The records below must be duplicated exactly, character for character.

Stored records

::::

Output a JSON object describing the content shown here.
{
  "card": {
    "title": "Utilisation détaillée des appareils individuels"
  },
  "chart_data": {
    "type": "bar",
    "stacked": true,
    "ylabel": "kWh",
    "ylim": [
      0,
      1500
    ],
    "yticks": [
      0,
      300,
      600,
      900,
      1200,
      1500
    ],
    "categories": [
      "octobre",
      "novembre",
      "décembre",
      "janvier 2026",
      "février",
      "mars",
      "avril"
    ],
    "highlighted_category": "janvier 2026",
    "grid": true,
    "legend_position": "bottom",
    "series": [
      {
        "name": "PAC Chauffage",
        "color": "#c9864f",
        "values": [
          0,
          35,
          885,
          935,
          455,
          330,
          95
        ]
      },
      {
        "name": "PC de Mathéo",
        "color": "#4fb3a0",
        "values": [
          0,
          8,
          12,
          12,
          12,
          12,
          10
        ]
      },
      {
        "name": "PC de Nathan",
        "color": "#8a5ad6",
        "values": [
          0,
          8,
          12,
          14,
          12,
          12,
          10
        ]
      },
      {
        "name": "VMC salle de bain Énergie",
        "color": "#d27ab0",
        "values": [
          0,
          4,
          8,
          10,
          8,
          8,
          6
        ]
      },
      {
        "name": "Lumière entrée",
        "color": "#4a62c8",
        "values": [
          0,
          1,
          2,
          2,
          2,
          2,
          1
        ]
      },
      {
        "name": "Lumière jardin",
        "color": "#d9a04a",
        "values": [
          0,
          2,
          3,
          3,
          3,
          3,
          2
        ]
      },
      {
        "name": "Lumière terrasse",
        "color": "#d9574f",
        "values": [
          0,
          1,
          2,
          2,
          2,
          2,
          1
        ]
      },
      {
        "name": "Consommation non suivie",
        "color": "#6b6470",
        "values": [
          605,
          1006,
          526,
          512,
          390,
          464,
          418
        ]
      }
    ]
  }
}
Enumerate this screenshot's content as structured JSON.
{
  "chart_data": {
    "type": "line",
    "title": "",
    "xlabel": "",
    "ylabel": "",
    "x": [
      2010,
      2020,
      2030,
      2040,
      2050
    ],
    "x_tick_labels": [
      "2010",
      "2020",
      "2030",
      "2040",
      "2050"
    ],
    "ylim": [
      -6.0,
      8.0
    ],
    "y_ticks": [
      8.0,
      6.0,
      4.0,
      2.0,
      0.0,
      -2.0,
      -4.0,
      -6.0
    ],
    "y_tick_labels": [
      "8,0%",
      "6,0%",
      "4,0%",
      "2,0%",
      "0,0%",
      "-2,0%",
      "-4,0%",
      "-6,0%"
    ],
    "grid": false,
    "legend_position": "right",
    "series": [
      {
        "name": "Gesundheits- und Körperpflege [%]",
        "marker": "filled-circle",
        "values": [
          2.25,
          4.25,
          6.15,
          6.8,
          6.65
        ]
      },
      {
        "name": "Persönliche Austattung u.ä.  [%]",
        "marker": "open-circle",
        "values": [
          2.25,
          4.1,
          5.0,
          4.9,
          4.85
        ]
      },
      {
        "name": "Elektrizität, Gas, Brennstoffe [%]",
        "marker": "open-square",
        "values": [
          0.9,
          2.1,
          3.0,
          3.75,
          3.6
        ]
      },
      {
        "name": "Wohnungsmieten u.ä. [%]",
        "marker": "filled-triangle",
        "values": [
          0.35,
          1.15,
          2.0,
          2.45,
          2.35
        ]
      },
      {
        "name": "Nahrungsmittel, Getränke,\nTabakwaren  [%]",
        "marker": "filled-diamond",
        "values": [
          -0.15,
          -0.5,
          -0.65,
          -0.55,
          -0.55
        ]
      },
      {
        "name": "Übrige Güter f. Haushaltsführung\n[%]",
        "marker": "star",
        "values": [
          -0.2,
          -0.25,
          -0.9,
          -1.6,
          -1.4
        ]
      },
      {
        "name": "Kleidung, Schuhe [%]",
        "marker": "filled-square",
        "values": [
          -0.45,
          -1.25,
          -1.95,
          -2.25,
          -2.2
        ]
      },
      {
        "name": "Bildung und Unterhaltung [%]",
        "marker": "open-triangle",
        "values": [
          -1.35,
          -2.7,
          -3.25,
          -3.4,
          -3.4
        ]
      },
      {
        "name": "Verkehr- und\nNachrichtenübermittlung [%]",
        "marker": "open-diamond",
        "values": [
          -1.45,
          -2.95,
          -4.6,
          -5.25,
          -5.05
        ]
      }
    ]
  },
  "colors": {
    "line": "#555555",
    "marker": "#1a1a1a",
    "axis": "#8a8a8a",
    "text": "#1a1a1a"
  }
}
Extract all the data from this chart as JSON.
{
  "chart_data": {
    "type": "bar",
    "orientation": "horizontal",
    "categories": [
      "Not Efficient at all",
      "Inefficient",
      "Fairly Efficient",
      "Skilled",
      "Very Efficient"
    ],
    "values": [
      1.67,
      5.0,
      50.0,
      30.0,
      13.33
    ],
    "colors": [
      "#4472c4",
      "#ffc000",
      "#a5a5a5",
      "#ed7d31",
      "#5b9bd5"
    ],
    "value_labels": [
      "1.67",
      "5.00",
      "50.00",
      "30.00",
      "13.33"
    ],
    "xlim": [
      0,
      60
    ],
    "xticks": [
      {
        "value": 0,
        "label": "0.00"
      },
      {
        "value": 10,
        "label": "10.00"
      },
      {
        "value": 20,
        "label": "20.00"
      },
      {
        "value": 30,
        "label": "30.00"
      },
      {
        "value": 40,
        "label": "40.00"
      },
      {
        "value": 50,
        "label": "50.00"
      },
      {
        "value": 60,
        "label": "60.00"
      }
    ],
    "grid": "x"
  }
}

::::

Solution below:
Output a JSON object describing the content shown here.
{
  "card": {
    "title": "Utilisation détaillée des appareils individuels"
  },
  "chart_data": {
    "type": "bar",
    "stacked": true,
    "ylabel": "kWh",
    "ylim": [
      0,
      1500
    ],
    "yticks": [
      0,
      300,
      600,
      900,
      1200,
      1500
    ],
    "categories": [
      "octobre",
      "novembre",
      "décembre",
      "janvier 2026",
      "février",
      "mars",
      "avril"
    ],
    "highlighted_category": "janvier 2026",
    "grid": true,
    "legend_position": "bottom",
    "series": [
      {
        "name": "PAC Chauffage",
        "color": "#c9864f",
        "values": [
          0,
          35,
          885,
          935,
          455,
          330,
          95
        ]
      },
      {
        "name": "PC de Mathéo",
        "color": "#4fb3a0",
        "values": [
          0,
          8,
          12,
          12,
          12,
          12,
          10
        ]
      },
      {
        "name": "PC de Nathan",
        "color": "#8a5ad6",
        "values": [
          0,
          8,
          12,
          14,
          12,
          12,
          10
        ]
      },
      {
        "name": "VMC salle de bain Énergie",
        "color": "#d27ab0",
        "values": [
          0,
          4,
          8,
          10,
          8,
          8,
          6
        ]
      },
      {
        "name": "Lumière entrée",
        "color": "#4a62c8",
        "values": [
          0,
          1,
          2,
          2,
          2,
          2,
          1
        ]
      },
      {
        "name": "Lumière jardin",
        "color": "#d9a04a",
        "values": [
          0,
          2,
          3,
          3,
          3,
          3,
          2
        ]
      },
      {
        "name": "Lumière terrasse",
        "color": "#d9574f",
        "values": [
          0,
          1,
          2,
          2,
          2,
          2,
          1
        ]
      },
      {
        "name": "Consommation non suivie",
        "color": "#6b6470",
        "values": [
          605,
          1006,
          526,
          512,
          390,
          464,
          418
        ]
      }
    ]
  }
}
Enumerate this screenshot's content as structured JSON.
{
  "chart_data": {
    "type": "line",
    "title": "",
    "xlabel": "",
    "ylabel": "",
    "x": [
      2010,
      2020,
      2030,
      2040,
      2050
    ],
    "x_tick_labels": [
      "2010",
      "2020",
      "2030",
      "2040",
      "2050"
    ],
    "ylim": [
      -6.0,
      8.0
    ],
    "y_ticks": [
      8.0,
      6.0,
      4.0,
      2.0,
      0.0,
      -2.0,
      -4.0,
      -6.0
    ],
    "y_tick_labels": [
      "8,0%",
      "6,0%",
      "4,0%",
      "2,0%",
      "0,0%",
      "-2,0%",
      "-4,0%",
      "-6,0%"
    ],
    "grid": false,
    "legend_position": "right",
    "series": [
      {
        "name": "Gesundheits- und Körperpflege [%]",
        "marker": "filled-circle",
        "values": [
          2.25,
          4.25,
          6.15,
          6.8,
          6.65
        ]
      },
      {
        "name": "Persönliche Austattung u.ä.  [%]",
        "marker": "open-circle",
        "values": [
          2.25,
          4.1,
          5.0,
          4.9,
          4.85
        ]
      },
      {
        "name": "Elektrizität, Gas, Brennstoffe [%]",
        "marker": "open-square",
        "values": [
          0.9,
          2.1,
          3.0,
          3.75,
          3.6
        ]
      },
      {
        "name": "Wohnungsmieten u.ä. [%]",
        "marker": "filled-triangle",
        "values": [
          0.35,
          1.15,
          2.0,
          2.45,
          2.35
        ]
      },
      {
        "name": "Nahrungsmittel, Getränke,\nTabakwaren  [%]",
        "marker": "filled-diamond",
        "values": [
          -0.15,
          -0.5,
          -0.65,
          -0.55,
          -0.55
        ]
      },
      {
        "name": "Übrige Güter f. Haushaltsführung\n[%]",
        "marker": "star",
        "values": [
          -0.2,
          -0.25,
          -0.9,
          -1.6,
          -1.4
        ]
      },
      {
        "name": "Kleidung, Schuhe [%]",
        "marker": "filled-square",
        "values": [
          -0.45,
          -1.25,
          -1.95,
          -2.25,
          -2.2
        ]
      },
      {
        "name": "Bildung und Unterhaltung [%]",
        "marker": "open-triangle",
        "values": [
          -1.35,
          -2.7,
          -3.25,
          -3.4,
          -3.4
        ]
      },
      {
        "name": "Verkehr- und\nNachrichtenübermittlung [%]",
        "marker": "open-diamond",
        "values": [
          -1.45,
          -2.95,
          -4.6,
          -5.25,
          -5.05
        ]
      }
    ]
  },
  "colors": {
    "line": "#555555",
    "marker": "#1a1a1a",
    "axis": "#8a8a8a",
    "text": "#1a1a1a"
  }
}
Extract all the data from this chart as JSON.
{
  "chart_data": {
    "type": "bar",
    "orientation": "horizontal",
    "categories": [
      "Not Efficient at all",
      "Inefficient",
      "Fairly Efficient",
      "Skilled",
      "Very Efficient"
    ],
    "values": [
      1.67,
      5.0,
      50.0,
      30.0,
      13.33
    ],
    "colors": [
      "#4472c4",
      "#ffc000",
      "#a5a5a5",
      "#ed7d31",
      "#5b9bd5"
    ],
    "value_labels": [
      "1.67",
      "5.00",
      "50.00",
      "30.00",
      "13.33"
    ],
    "xlim": [
      0,
      60
    ],
    "xticks": [
      {
        "value": 0,
        "label": "0.00"
      },
      {
        "value": 10,
        "label": "10.00"
      },
      {
        "value": 20,
        "label": "20.00"
      },
      {
        "value": 30,
        "label": "30.00"
      },
      {
        "value": 40,
        "label": "40.00"
      },
      {
        "value": 50,
        "label": "50.00"
      },
      {
        "value": 60,
        "label": "60.00"
      }
    ],
    "grid": "x"
  }
}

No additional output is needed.